EXERCISE PROMPT –
From the entries below, gather each line containing the word "FFFFFF".
<<<<
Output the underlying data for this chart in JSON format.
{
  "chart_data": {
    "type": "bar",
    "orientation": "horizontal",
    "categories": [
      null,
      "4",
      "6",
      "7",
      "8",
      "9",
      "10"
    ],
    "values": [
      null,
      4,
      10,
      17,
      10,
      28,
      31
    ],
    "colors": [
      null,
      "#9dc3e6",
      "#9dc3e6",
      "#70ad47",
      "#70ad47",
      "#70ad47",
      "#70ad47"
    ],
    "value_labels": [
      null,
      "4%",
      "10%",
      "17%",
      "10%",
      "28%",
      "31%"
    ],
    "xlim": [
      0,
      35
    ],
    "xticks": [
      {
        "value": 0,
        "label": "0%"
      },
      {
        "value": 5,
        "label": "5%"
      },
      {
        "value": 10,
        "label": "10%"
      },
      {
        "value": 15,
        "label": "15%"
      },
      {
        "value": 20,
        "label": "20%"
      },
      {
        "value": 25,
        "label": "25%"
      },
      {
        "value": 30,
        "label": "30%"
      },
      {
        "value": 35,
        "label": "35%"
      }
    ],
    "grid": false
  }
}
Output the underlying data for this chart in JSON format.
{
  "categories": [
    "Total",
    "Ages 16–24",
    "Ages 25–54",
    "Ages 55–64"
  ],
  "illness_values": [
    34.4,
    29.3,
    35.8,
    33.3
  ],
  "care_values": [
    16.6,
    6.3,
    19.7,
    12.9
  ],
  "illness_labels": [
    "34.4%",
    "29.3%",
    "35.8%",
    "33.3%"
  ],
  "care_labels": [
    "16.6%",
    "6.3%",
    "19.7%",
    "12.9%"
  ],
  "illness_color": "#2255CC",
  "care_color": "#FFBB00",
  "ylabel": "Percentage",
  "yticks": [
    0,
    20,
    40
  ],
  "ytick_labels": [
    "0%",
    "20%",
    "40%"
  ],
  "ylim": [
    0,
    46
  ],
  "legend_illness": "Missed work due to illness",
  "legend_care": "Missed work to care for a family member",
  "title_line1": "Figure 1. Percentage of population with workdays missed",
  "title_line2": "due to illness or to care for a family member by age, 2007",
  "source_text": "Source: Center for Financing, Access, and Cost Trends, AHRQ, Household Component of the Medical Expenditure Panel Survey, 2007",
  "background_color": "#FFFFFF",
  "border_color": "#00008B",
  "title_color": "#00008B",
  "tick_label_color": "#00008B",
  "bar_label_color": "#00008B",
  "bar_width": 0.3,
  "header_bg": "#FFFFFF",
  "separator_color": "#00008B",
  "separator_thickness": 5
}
>>>>
SOLUTION BELOW –
  "background_color": "#FFFFFF",
  "header_bg": "#FFFFFF",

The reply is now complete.